:: Input data

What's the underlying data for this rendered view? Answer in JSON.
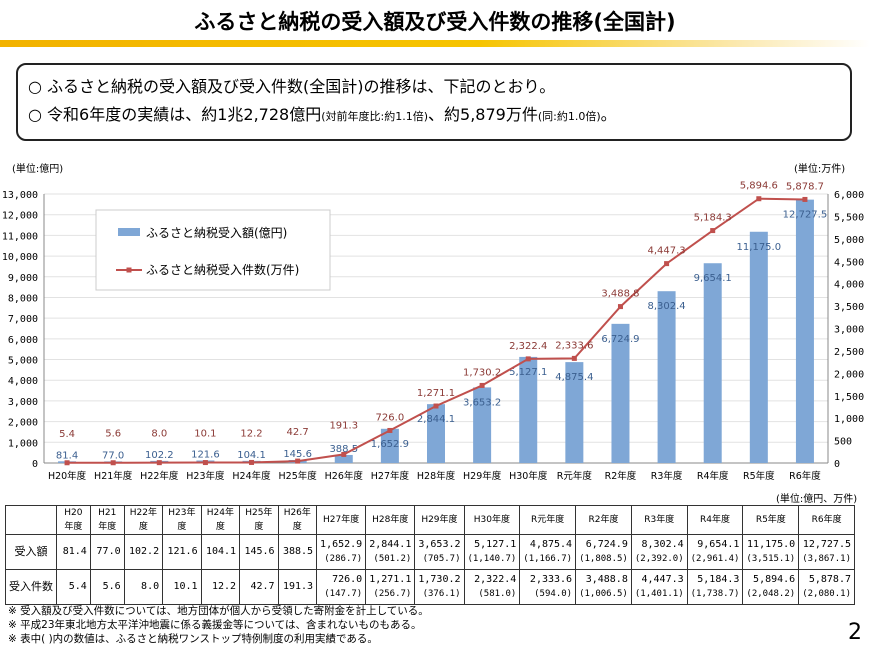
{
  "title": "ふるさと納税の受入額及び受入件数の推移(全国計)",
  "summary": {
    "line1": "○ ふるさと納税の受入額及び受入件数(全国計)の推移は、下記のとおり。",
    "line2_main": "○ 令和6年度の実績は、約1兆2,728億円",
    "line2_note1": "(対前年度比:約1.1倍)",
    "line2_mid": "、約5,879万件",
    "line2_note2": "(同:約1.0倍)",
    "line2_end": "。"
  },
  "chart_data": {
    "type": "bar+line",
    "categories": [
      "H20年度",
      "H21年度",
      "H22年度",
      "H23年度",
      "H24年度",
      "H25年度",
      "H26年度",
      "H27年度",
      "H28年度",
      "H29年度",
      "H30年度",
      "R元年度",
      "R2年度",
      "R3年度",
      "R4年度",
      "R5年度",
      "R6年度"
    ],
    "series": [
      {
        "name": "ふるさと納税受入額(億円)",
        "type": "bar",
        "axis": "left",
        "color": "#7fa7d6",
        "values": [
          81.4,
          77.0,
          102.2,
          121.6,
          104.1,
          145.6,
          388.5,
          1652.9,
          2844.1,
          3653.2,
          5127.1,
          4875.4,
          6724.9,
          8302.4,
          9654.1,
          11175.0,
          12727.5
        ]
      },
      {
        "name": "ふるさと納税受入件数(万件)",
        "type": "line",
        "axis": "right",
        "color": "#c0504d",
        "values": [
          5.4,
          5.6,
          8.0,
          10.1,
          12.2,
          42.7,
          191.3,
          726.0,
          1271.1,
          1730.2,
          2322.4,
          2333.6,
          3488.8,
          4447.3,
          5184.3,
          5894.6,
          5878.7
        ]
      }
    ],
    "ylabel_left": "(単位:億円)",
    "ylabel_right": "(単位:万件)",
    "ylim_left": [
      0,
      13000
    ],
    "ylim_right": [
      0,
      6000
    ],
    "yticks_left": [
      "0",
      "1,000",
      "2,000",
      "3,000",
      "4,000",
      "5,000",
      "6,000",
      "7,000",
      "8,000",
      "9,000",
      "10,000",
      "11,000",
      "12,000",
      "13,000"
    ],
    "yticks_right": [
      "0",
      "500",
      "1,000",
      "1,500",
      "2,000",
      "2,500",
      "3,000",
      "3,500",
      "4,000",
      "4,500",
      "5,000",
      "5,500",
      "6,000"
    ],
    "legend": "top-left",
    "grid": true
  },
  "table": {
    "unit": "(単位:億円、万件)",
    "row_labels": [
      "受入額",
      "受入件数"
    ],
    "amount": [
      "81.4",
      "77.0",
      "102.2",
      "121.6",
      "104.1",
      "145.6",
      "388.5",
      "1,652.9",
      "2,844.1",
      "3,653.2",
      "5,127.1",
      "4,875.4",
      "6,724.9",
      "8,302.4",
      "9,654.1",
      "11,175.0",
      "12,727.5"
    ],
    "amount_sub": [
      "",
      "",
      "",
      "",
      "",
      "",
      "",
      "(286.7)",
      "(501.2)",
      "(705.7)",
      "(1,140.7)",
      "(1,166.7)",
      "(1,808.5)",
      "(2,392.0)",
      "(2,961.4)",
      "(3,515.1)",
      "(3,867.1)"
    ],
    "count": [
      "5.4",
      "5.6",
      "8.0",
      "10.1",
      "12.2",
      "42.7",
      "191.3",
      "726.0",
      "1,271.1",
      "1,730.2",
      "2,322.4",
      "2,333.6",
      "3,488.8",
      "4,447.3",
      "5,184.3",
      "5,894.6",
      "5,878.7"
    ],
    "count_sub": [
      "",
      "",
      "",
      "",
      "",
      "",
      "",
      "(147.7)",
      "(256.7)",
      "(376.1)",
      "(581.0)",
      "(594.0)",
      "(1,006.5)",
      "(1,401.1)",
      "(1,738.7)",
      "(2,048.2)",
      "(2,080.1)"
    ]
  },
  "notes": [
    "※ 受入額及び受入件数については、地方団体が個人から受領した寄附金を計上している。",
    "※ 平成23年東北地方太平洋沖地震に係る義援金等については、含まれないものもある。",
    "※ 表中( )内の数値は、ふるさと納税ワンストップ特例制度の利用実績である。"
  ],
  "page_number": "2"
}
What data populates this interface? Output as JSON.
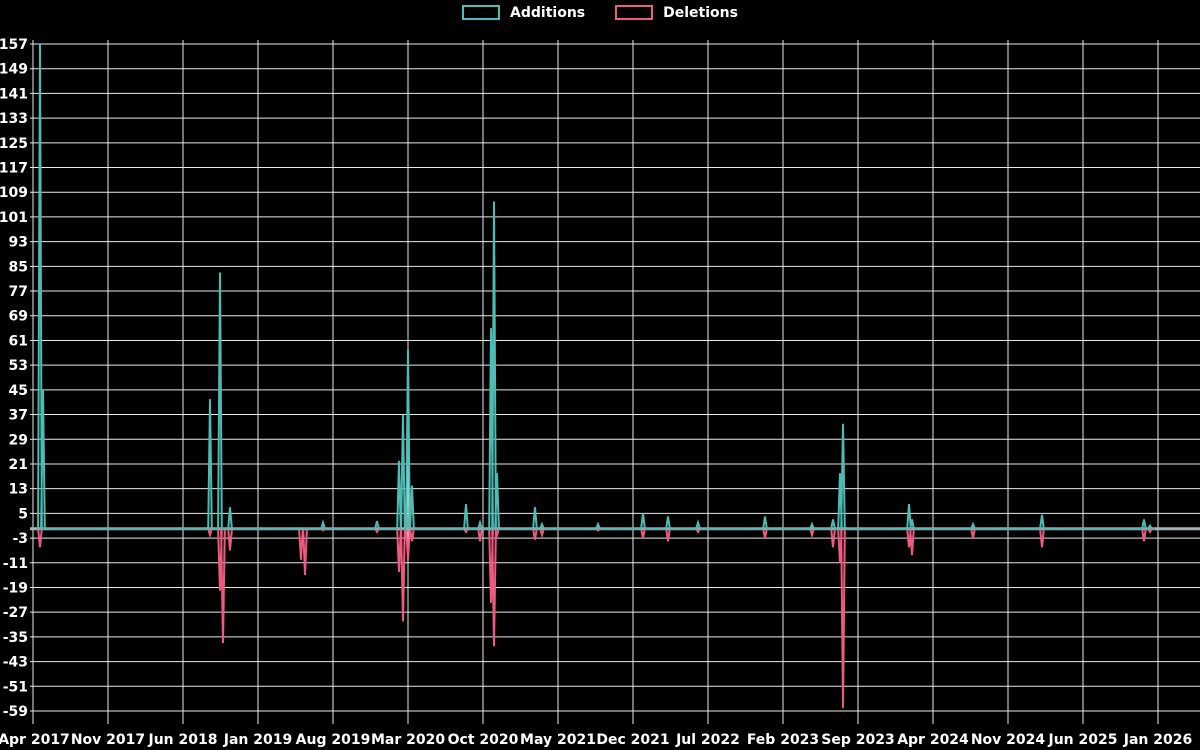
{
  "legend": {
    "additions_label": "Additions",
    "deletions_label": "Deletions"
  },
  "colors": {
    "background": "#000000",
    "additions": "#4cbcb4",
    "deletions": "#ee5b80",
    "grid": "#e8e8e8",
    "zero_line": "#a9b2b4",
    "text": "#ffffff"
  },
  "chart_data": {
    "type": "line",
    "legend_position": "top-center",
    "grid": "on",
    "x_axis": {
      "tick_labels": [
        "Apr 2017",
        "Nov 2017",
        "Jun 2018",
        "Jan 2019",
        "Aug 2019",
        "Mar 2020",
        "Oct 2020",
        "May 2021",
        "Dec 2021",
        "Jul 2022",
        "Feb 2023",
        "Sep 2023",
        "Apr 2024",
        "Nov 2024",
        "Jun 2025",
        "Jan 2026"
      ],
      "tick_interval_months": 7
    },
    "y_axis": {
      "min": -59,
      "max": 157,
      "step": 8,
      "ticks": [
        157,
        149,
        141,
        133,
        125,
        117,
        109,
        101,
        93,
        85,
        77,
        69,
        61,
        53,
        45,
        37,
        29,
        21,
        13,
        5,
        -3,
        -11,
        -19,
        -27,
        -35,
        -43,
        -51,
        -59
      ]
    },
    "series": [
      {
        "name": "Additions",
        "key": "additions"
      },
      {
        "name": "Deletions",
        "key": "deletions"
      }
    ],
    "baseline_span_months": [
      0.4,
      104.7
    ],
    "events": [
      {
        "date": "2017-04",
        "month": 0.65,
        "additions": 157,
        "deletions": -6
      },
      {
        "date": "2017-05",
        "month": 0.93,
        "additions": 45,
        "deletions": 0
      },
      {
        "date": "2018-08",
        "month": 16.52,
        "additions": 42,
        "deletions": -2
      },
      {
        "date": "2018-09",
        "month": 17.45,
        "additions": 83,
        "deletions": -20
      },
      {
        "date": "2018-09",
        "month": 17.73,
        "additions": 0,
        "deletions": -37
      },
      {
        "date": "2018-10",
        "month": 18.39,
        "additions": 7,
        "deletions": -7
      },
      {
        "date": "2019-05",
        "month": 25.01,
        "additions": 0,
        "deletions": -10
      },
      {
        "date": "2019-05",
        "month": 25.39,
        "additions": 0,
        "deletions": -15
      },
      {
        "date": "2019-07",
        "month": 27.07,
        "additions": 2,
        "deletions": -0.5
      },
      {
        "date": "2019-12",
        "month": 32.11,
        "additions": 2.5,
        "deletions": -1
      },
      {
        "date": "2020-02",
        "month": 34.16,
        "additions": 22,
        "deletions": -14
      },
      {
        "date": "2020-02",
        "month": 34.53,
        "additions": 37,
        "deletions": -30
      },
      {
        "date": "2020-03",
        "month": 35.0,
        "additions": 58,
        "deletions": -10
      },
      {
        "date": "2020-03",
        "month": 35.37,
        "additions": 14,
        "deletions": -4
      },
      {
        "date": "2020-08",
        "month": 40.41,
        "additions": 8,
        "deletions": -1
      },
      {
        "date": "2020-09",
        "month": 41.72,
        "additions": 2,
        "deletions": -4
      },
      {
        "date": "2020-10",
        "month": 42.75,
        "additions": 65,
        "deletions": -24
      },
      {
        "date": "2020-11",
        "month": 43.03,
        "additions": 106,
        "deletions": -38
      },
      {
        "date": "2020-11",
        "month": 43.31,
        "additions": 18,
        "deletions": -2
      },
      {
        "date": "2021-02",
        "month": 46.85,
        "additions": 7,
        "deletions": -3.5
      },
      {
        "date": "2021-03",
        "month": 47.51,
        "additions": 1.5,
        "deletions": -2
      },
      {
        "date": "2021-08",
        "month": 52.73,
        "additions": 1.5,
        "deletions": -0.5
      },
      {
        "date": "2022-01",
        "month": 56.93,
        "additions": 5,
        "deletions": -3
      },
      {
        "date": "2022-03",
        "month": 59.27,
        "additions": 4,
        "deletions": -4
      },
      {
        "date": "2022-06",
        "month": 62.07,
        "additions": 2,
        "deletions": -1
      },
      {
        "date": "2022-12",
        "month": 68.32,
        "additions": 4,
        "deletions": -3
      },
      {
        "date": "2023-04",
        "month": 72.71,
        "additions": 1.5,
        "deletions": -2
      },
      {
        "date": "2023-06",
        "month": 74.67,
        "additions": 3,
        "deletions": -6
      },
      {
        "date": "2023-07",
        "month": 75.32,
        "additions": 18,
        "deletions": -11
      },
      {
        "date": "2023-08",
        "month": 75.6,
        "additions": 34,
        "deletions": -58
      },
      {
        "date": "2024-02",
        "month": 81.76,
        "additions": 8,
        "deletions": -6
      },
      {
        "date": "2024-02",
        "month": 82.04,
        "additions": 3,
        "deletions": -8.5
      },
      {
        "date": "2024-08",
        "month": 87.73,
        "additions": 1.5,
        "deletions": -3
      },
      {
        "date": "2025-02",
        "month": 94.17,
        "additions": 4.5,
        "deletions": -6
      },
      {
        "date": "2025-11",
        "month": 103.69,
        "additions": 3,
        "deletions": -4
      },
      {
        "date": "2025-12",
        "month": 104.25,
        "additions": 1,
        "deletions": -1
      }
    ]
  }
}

::::

• [What is asked] Look for the word "JSON" in every line of the listing and copy the lines that have it.

• [Output]
What's the underlying data for this rendered view? Answer in JSON.
What data populates this interface? Output as JSON.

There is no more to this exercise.